(Dataset records)
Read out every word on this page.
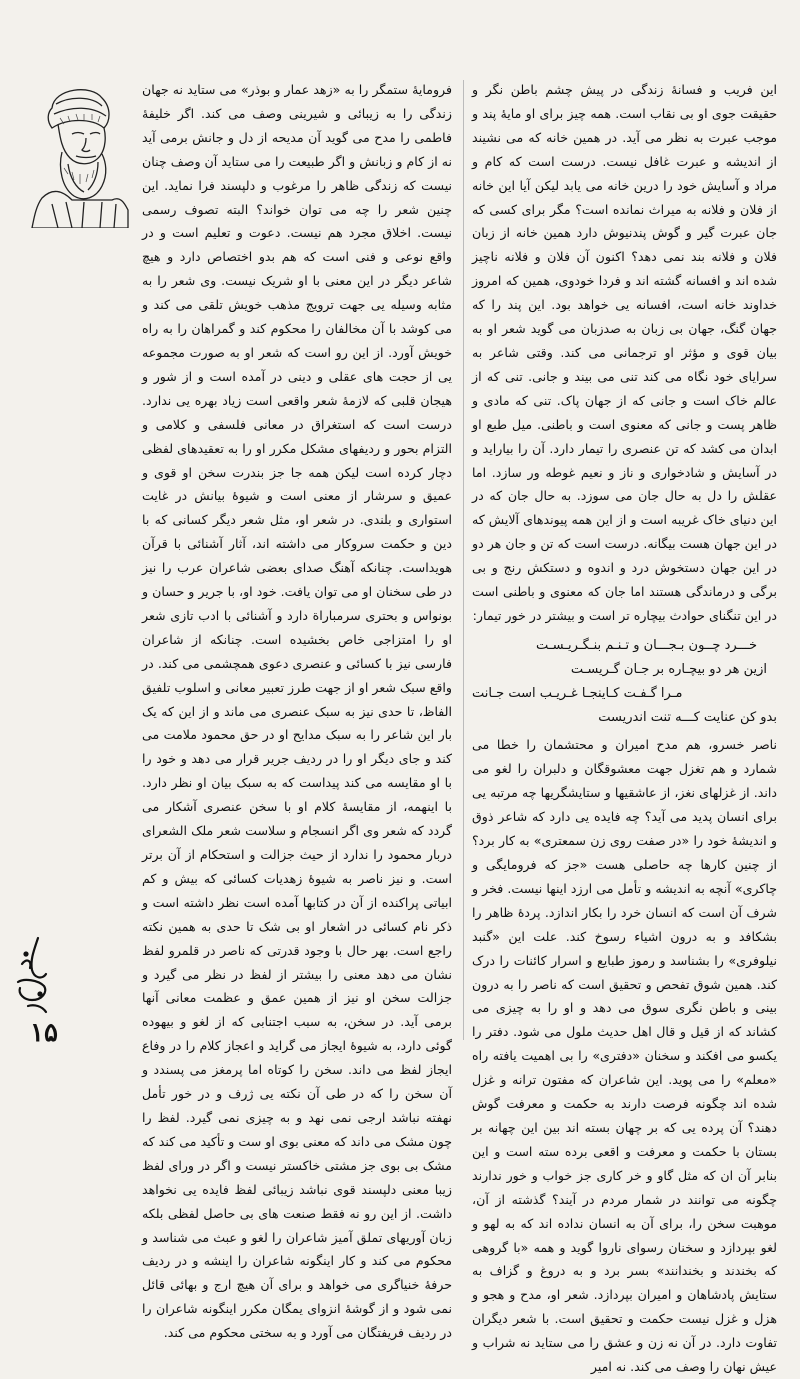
فرومایهٔ ستمگر را به «زهد عمار و بوذر» می ستاید نه جهان زندگی را به زیبائی و شیرینی وصف می کند. اگر خلیفهٔ فاطمی را مدح می گوید آن مدیحه از دل و جانش برمی آید نه از کام و زبانش و اگر طبیعت را می ستاید آن وصف چنان نیست که زندگی ظاهر را مرغوب و دلپسند فرا نماید. این چنین شعر را چه می توان خواند؟ البته تصوف رسمی نیست. اخلاق مجرد هم نیست. دعوت و تعلیم است و در واقع نوعی و فنی است که هم بدو اختصاص دارد و هیچ شاعر دیگر در این معنی با او شریک نیست. وی شعر را به مثابه وسیله یی جهت ترویج مذهب خویش تلقی می کند و می کوشد با آن مخالفان را محکوم کند و گمراهان را به راه خویش آورد. از این رو است که شعر او به صورت مجموعه یی از حجت های عقلی و دینی در آمده است و از شور و هیجان قلبی که لازمهٔ شعر واقعی است زیاد بهره یی ندارد. درست است که استغراق در معانی فلسفی و کلامی و التزام بحور و ردیفهای مشکل مکرر او را به تعقیدهای لفظی دچار کرده است لیکن همه جا جز بندرت سخن او قوی و عمیق و سرشار از معنی است و شیوهٔ بیانش در غایت استواری و بلندی. در شعر او، مثل شعر دیگر کسانی که با دین و حکمت سروکار می داشته اند، آثار آشنائی با قرآن هویداست. چنانکه آهنگ صدای بعضی شاعران عرب را نیز در طی سخنان او می توان یافت. خود او، با جریر و حسان و بونواس و بحتری سرمباراة دارد و آشنائی با ادب تازی شعر او را امتزاجی خاص بخشیده است. چنانکه از شاعران فارسی نیز با کسائی و عنصری دعوی همچشمی می کند. در واقع سبک شعر او از جهت طرز تعبیر معانی و اسلوب تلفیق الفاظ، تا حدی نیز به سبک عنصری می ماند و از این که یک بار این شاعر را به سبک مدایح او در حق محمود ملامت می کند و جای دیگر او را در ردیف جریر قرار می دهد و خود را با او مقایسه می کند پیداست که به سبک بیان او نظر دارد. با اینهمه، از مقایسهٔ کلام او با سخن عنصری آشکار می گردد که شعر وی اگر انسجام و سلاست شعر ملک الشعرای دربار محمود را ندارد از حیث جزالت و استحکام از آن برتر است. و نیز ناصر به شیوهٔ زهدیات کسائی که بیش و کم ابیاتی پراکنده از آن در کتابها آمده است نظر داشته است و ذکر نام کسائی در اشعار او بی شک تا حدی به همین نکته راجع است. بهر حال با وجود قدرتی که ناصر در قلمرو لفظ نشان می دهد معنی را بیشتر از لفظ در نظر می گیرد و جزالت سخن او نیز از همین عمق و عظمت معانی آنها برمی آید. در سخن، به سبب اجتنابی که از لغو و بیهوده گوئی دارد، به شیوهٔ ایجاز می گراید و اعجاز کلام را در وفاع ایجاز لفظ می داند. سخن را کوتاه اما پرمغز می پسندد و آن سخن را که در طی آن نکته یی ژرف و در خور تأمل نهفته نباشد ارجی نمی نهد و به چیزی نمی گیرد. لفظ را چون مشک می داند که معنی بوی او ست و تأکید می کند که مشک بی بوی جز مشتی خاکستر نیست و اگر در ورای لفظ زیبا معنی دلپسند قوی نباشد زیبائی لفظ فایده یی نخواهد داشت. از این رو نه فقط صنعت های بی حاصل لفظی بلکه زبان آوریهای تملق آمیز شاعران را لغو و عبث می شناسد و محکوم می کند و کار اینگونه شاعران را اینشه و در ردیف حرفهٔ خنیاگری می خواهد و برای آن هیچ ارج و بهائی قائل نمی شود و از گوشهٔ انزوای یمگان مکرر اینگونه شاعران را در ردیف فریفتگان می آورد و به سختی محکوم می کند.

این فریب و فسانهٔ زندگی در پیش چشم باطن نگر و حقیقت جوی او بی نقاب است. همه چیز برای او مایهٔ پند و موجب عبرت به نظر می آید. در همین خانه که می نشیند از اندیشه و عبرت غافل نیست. درست است که کام و مراد و آسایش خود را درین خانه می یابد لیکن آیا این خانه از فلان و فلانه به میراث نمانده است؟ مگر برای کسی که جان عبرت گیر و گوش پندنیوش دارد همین خانه از زبان فلان و فلانه بند نمی دهد؟ اکنون آن فلان و فلانه ناچیز شده اند و افسانه گشته اند و فردا خودوی، همین که امروز خداوند خانه است، افسانه یی خواهد بود. این پند را که جهان گنگ، جهان بی زبان به صدزبان می گوید شعر او به بیان قوی و مؤثر او ترجمانی می کند. وقتی شاعر به سرایای خود نگاه می کند تنی می بیند و جانی. تنی که از عالم خاک است و جانی که از جهان پاک. تنی که مادی و ظاهر پست و جانی که معنوی است و باطنی. میل طبع او ابدان می کشد که تن عنصری را تیمار دارد. آن را بیارايد و در آسایش و شادخواری و ناز و نعیم غوطه ور سازد. اما عقلش را دل به حال جان می سوزد. به حال جان که در این دنیای خاک غریبه است و از این همه پیوندهای آلایش که در این جهان هست بیگانه. درست است که تن و جان هر دو در این جهان دستخوش درد و اندوه و دستکش رنج و بی برگی و درماندگی هستند اما جان که معنوی و باطنی است در این تنگنای حوادث بیچاره تر است و بیشتر در خور تیمار:

خـــرد چــون بـجـــان و تـنـم بنـگـریـسـت
ازین هر دو بیچـاره بر جـان گـریسـت
مـرا گـفـت کـاینجـا غـریـب است جـانت
بدو کن عنایت کـــه تنت اندریست

ناصر خسرو، هم مدح امیران و محتشمان را خطا می شمارد و هم تغزل جهت معشوقگان و دلبران را لغو می داند. از غزلهای نغز، از عاشقیها و ستایشگریها چه مرتبه یی برای انسان پدید می آید؟ چه فایده یی دارد که شاعر ذوق و اندیشهٔ خود را «در صفت روی زن سمعتری» به کار برد؟ از چنین کارها چه حاصلی هست «جز که فرومایگی و چاکری» آنچه به اندیشه و تأمل می ارزد اینها نیست. فخر و شرف آن است که انسان خرد را بکار اندازد. پردهٔ ظاهر را بشکافد و به درون اشیاء رسوخ کند. علت این «گنبد نیلوفری» را بشناسد و رموز طبایع و اسرار کائنات را درک کند. همین شوق تفحص و تحقیق است که ناصر را به درون بینی و باطن نگری سوق می دهد و او را به چیزی می کشاند که از قیل و قال اهل حدیث ملول می شود. دفتر را یکسو می افکند و سخنان «دفتری» را بی اهمیت یافته راه «معلم» را می پوید. این شاعران که مفتون ترانه و غزل شده اند چگونه فرصت دارند به حکمت و معرفت گوش دهند؟ آن پرده یی که بر چهان بسته اند بین این چهانه بر بستان با حکمت و معرفت و اقعی برده سته است و این بنابر آن ان که مثل گاو و خر کاری جز خواب و خور ندارند چگونه می توانند در شمار مردم در آیند؟ گذشته از آن، موهبت سخن را، برای آن به انسان نداده اند که به لهو و لغو بپردازد و سخنان رسوای ناروا گوید و همه «با گروهی که بخندند و بخندانند» بسر برد و به دروغ و گزاف به ستایش پادشاهان و امیران بپردازد. شعر او، مدح و هجو و هزل و غزل نیست حکمت و تحقیق است. با شعر دیگران تفاوت دارد. در آن نه زن و عشق را می ستاید نه شراب و عیش نهان را وصف می کند. نه امیر

۱۵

• **Task to complete**
Without the pictures, output the full listing exactly as it stands.

• **Output below**
Read out every word on this page.
فرومایهٔ ستمگر را به «زهد عمار و بوذر» می ستاید نه جهان زندگی را به زیبائی و شیرینی وصف می کند. اگر خلیفهٔ فاطمی را مدح می گوید آن مدیحه از دل و جانش برمی آید نه از کام و زبانش و اگر طبیعت را می ستاید آن وصف چنان نیست که زندگی ظاهر را مرغوب و دلپسند فرا نماید. این چنین شعر را چه می توان خواند؟ البته تصوف رسمی نیست. اخلاق مجرد هم نیست. دعوت و تعلیم است و در واقع نوعی و فنی است که هم بدو اختصاص دارد و هیچ شاعر دیگر در این معنی با او شریک نیست. وی شعر را به مثابه وسیله یی جهت ترویج مذهب خویش تلقی می کند و می کوشد با آن مخالفان را محکوم کند و گمراهان را به راه خویش آورد. از این رو است که شعر او به صورت مجموعه یی از حجت های عقلی و دینی در آمده است و از شور و هیجان قلبی که لازمهٔ شعر واقعی است زیاد بهره یی ندارد. درست است که استغراق در معانی فلسفی و کلامی و التزام بحور و ردیفهای مشکل مکرر او را به تعقیدهای لفظی دچار کرده است لیکن همه جا جز بندرت سخن او قوی و عمیق و سرشار از معنی است و شیوهٔ بیانش در غایت استواری و بلندی. در شعر او، مثل شعر دیگر کسانی که با دین و حکمت سروکار می داشته اند، آثار آشنائی با قرآن هویداست. چنانکه آهنگ صدای بعضی شاعران عرب را نیز در طی سخنان او می توان یافت. خود او، با جریر و حسان و بونواس و بحتری سرمباراة دارد و آشنائی با ادب تازی شعر او را امتزاجی خاص بخشیده است. چنانکه از شاعران فارسی نیز با کسائی و عنصری دعوی همچشمی می کند. در واقع سبک شعر او از جهت طرز تعبیر معانی و اسلوب تلفیق الفاظ، تا حدی نیز به سبک عنصری می ماند و از این که یک بار این شاعر را به سبک مدایح او در حق محمود ملامت می کند و جای دیگر او را در ردیف جریر قرار می دهد و خود را با او مقایسه می کند پیداست که به سبک بیان او نظر دارد. با اینهمه، از مقایسهٔ کلام او با سخن عنصری آشکار می گردد که شعر وی اگر انسجام و سلاست شعر ملک الشعرای دربار محمود را ندارد از حیث جزالت و استحکام از آن برتر است. و نیز ناصر به شیوهٔ زهدیات کسائی که بیش و کم ابیاتی پراکنده از آن در کتابها آمده است نظر داشته است و ذکر نام کسائی در اشعار او بی شک تا حدی به همین نکته راجع است. بهر حال با وجود قدرتی که ناصر در قلمرو لفظ نشان می دهد معنی را بیشتر از لفظ در نظر می گیرد و جزالت سخن او نیز از همین عمق و عظمت معانی آنها برمی آید. در سخن، به سبب اجتنابی که از لغو و بیهوده گوئی دارد، به شیوهٔ ایجاز می گراید و اعجاز کلام را در وفاع ایجاز لفظ می داند. سخن را کوتاه اما پرمغز می پسندد و آن سخن را که در طی آن نکته یی ژرف و در خور تأمل نهفته نباشد ارجی نمی نهد و به چیزی نمی گیرد. لفظ را چون مشک می داند که معنی بوی او ست و تأکید می کند که مشک بی بوی جز مشتی خاکستر نیست و اگر در ورای لفظ زیبا معنی دلپسند قوی نباشد زیبائی لفظ فایده یی نخواهد داشت. از این رو نه فقط صنعت های بی حاصل لفظی بلکه زبان آوریهای تملق آمیز شاعران را لغو و عبث می شناسد و محکوم می کند و کار اینگونه شاعران را اینشه و در ردیف حرفهٔ خنیاگری می خواهد و برای آن هیچ ارج و بهائی قائل نمی شود و از گوشهٔ انزوای یمگان مکرر اینگونه شاعران را در ردیف فریفتگان می آورد و به سختی محکوم می کند.

این فریب و فسانهٔ زندگی در پیش چشم باطن نگر و حقیقت جوی او بی نقاب است. همه چیز برای او مایهٔ پند و موجب عبرت به نظر می آید. در همین خانه که می نشیند از اندیشه و عبرت غافل نیست. درست است که کام و مراد و آسایش خود را درین خانه می یابد لیکن آیا این خانه از فلان و فلانه به میراث نمانده است؟ مگر برای کسی که جان عبرت گیر و گوش پندنیوش دارد همین خانه از زبان فلان و فلانه بند نمی دهد؟ اکنون آن فلان و فلانه ناچیز شده اند و افسانه گشته اند و فردا خودوی، همین که امروز خداوند خانه است، افسانه یی خواهد بود. این پند را که جهان گنگ، جهان بی زبان به صدزبان می گوید شعر او به بیان قوی و مؤثر او ترجمانی می کند. وقتی شاعر به سرایای خود نگاه می کند تنی می بیند و جانی. تنی که از عالم خاک است و جانی که از جهان پاک. تنی که مادی و ظاهر پست و جانی که معنوی است و باطنی. میل طبع او ابدان می کشد که تن عنصری را تیمار دارد. آن را بیارايد و در آسایش و شادخواری و ناز و نعیم غوطه ور سازد. اما عقلش را دل به حال جان می سوزد. به حال جان که در این دنیای خاک غریبه است و از این همه پیوندهای آلایش که در این جهان هست بیگانه. درست است که تن و جان هر دو در این جهان دستخوش درد و اندوه و دستکش رنج و بی برگی و درماندگی هستند اما جان که معنوی و باطنی است در این تنگنای حوادث بیچاره تر است و بیشتر در خور تیمار:

خـــرد چــون بـجـــان و تـنـم بنـگـریـسـت
ازین هر دو بیچـاره بر جـان گـریسـت
مـرا گـفـت کـاینجـا غـریـب است جـانت
بدو کن عنایت کـــه تنت اندریست

ناصر خسرو، هم مدح امیران و محتشمان را خطا می شمارد و هم تغزل جهت معشوقگان و دلبران را لغو می داند. از غزلهای نغز، از عاشقیها و ستایشگریها چه مرتبه یی برای انسان پدید می آید؟ چه فایده یی دارد که شاعر ذوق و اندیشهٔ خود را «در صفت روی زن سمعتری» به کار برد؟ از چنین کارها چه حاصلی هست «جز که فرومایگی و چاکری» آنچه به اندیشه و تأمل می ارزد اینها نیست. فخر و شرف آن است که انسان خرد را بکار اندازد. پردهٔ ظاهر را بشکافد و به درون اشیاء رسوخ کند. علت این «گنبد نیلوفری» را بشناسد و رموز طبایع و اسرار کائنات را درک کند. همین شوق تفحص و تحقیق است که ناصر را به درون بینی و باطن نگری سوق می دهد و او را به چیزی می کشاند که از قیل و قال اهل حدیث ملول می شود. دفتر را یکسو می افکند و سخنان «دفتری» را بی اهمیت یافته راه «معلم» را می پوید. این شاعران که مفتون ترانه و غزل شده اند چگونه فرصت دارند به حکمت و معرفت گوش دهند؟ آن پرده یی که بر چهان بسته اند بین این چهانه بر بستان با حکمت و معرفت و اقعی برده سته است و این بنابر آن ان که مثل گاو و خر کاری جز خواب و خور ندارند چگونه می توانند در شمار مردم در آیند؟ گذشته از آن، موهبت سخن را، برای آن به انسان نداده اند که به لهو و لغو بپردازد و سخنان رسوای ناروا گوید و همه «با گروهی که بخندند و بخندانند» بسر برد و به دروغ و گزاف به ستایش پادشاهان و امیران بپردازد. شعر او، مدح و هجو و هزل و غزل نیست حکمت و تحقیق است. با شعر دیگران تفاوت دارد. در آن نه زن و عشق را می ستاید نه شراب و عیش نهان را وصف می کند. نه امیر

۱۵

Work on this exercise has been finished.